→ **Supplied information**:
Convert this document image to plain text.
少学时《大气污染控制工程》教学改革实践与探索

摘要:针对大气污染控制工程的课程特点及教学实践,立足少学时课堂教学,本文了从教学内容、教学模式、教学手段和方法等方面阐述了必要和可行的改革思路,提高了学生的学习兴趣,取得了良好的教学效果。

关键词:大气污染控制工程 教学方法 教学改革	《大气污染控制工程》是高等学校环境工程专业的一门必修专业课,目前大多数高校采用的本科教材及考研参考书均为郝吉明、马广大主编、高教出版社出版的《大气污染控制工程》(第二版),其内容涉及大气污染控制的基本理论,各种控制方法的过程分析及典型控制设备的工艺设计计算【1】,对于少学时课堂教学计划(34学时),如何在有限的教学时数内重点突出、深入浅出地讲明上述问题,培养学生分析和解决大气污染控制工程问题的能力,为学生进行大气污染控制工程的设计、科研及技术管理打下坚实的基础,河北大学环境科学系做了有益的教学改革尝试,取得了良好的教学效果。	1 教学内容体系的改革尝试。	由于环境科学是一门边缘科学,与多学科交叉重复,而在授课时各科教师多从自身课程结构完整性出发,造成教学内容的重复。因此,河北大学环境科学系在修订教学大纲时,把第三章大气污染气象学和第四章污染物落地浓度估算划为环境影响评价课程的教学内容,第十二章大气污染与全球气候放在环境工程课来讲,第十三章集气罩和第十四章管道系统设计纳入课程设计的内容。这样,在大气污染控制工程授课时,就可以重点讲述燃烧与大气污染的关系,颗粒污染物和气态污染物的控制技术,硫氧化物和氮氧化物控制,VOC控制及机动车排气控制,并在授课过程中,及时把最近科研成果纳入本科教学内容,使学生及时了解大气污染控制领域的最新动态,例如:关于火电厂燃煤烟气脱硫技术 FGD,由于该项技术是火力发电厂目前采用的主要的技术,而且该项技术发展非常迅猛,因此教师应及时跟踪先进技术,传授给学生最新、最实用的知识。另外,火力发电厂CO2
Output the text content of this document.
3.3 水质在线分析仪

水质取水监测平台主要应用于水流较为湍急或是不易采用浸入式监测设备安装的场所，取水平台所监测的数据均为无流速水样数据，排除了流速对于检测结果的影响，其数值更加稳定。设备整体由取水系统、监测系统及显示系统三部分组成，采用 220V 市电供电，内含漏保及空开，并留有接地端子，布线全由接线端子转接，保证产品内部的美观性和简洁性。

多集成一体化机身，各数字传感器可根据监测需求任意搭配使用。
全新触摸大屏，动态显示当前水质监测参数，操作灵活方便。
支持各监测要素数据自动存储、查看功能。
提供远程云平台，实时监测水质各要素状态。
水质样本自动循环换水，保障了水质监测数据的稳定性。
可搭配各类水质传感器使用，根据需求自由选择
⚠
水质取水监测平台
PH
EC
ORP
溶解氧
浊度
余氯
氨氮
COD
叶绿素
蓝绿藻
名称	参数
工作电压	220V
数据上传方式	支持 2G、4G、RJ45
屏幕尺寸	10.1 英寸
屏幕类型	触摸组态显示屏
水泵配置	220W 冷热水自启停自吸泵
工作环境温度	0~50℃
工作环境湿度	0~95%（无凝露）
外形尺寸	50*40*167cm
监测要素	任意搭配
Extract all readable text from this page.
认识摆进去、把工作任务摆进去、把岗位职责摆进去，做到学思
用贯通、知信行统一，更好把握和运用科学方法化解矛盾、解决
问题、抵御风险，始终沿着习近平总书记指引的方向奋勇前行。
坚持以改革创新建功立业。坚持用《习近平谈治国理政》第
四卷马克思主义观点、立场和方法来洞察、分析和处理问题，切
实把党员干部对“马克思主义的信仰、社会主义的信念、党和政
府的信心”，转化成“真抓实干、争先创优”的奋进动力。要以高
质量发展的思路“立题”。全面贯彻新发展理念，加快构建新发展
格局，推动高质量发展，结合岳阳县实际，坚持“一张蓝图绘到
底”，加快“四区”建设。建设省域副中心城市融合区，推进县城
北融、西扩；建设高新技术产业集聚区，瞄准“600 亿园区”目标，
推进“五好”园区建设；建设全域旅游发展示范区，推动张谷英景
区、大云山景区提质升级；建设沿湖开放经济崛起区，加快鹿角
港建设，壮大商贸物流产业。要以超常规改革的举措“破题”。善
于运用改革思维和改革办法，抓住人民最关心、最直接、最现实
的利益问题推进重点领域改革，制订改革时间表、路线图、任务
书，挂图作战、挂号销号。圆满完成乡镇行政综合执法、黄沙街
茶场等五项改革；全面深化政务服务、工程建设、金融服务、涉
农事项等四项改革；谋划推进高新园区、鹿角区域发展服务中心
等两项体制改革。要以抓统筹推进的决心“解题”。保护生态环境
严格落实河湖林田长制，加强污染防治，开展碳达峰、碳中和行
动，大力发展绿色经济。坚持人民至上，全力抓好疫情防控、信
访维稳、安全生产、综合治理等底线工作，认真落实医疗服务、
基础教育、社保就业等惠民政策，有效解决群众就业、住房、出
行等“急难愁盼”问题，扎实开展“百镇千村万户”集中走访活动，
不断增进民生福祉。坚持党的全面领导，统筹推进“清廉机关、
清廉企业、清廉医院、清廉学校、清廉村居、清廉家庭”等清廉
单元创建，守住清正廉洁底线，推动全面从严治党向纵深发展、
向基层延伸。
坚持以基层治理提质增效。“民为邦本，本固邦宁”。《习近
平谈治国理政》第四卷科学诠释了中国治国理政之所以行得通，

→ **The problem**: Collect each line containing the string "text".

→ **Solution**:
Convert this document image to plain text.
Output the text content of this document.
Extract all readable text from this page.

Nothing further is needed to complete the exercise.